*Rows from a figure dataset:*
━━━━━━━━━━━━━━━━━━━━━━━━━━━━━━
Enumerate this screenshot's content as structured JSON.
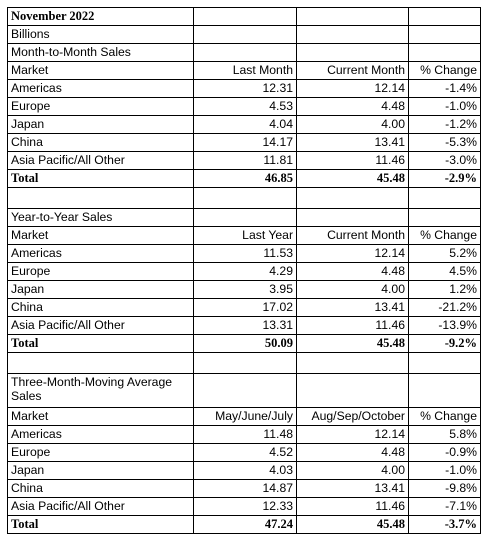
{
  "title": "November 2022",
  "unit": "Billions",
  "sections": [
    {
      "heading": "Month-to-Month Sales",
      "columns": [
        "Market",
        "Last Month",
        "Current Month",
        "% Change"
      ],
      "rows": [
        [
          "Americas",
          "12.31",
          "12.14",
          "-1.4%"
        ],
        [
          "Europe",
          "4.53",
          "4.48",
          "-1.0%"
        ],
        [
          "Japan",
          "4.04",
          "4.00",
          "-1.2%"
        ],
        [
          "China",
          "14.17",
          "13.41",
          "-5.3%"
        ],
        [
          "Asia Pacific/All Other",
          "11.81",
          "11.46",
          "-3.0%"
        ]
      ],
      "total": [
        "Total",
        "46.85",
        "45.48",
        "-2.9%"
      ]
    },
    {
      "heading": "Year-to-Year Sales",
      "columns": [
        "Market",
        "Last Year",
        "Current Month",
        "% Change"
      ],
      "rows": [
        [
          "Americas",
          "11.53",
          "12.14",
          "5.2%"
        ],
        [
          "Europe",
          "4.29",
          "4.48",
          "4.5%"
        ],
        [
          "Japan",
          "3.95",
          "4.00",
          "1.2%"
        ],
        [
          "China",
          "17.02",
          "13.41",
          "-21.2%"
        ],
        [
          "Asia Pacific/All Other",
          "13.31",
          "11.46",
          "-13.9%"
        ]
      ],
      "total": [
        "Total",
        "50.09",
        "45.48",
        "-9.2%"
      ]
    },
    {
      "heading": "Three-Month-Moving Average Sales",
      "columns": [
        "Market",
        "May/June/July",
        "Aug/Sep/October",
        "% Change"
      ],
      "rows": [
        [
          "Americas",
          "11.48",
          "12.14",
          "5.8%"
        ],
        [
          "Europe",
          "4.52",
          "4.48",
          "-0.9%"
        ],
        [
          "Japan",
          "4.03",
          "4.00",
          "-1.0%"
        ],
        [
          "China",
          "14.87",
          "13.41",
          "-9.8%"
        ],
        [
          "Asia Pacific/All Other",
          "12.33",
          "11.46",
          "-7.1%"
        ]
      ],
      "total": [
        "Total",
        "47.24",
        "45.48",
        "-3.7%"
      ]
    }
  ]
}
━━━━━━━━━━━━━━━━━━━━━━━━━━━━━━
*Exercise aim:*
Extract all lines that hold the word "Month".

*Full solution:*
      "heading": "Month-to-Month Sales",
        "Last Month",
        "Current Month",
        "Current Month",
      "heading": "Three-Month-Moving Average Sales",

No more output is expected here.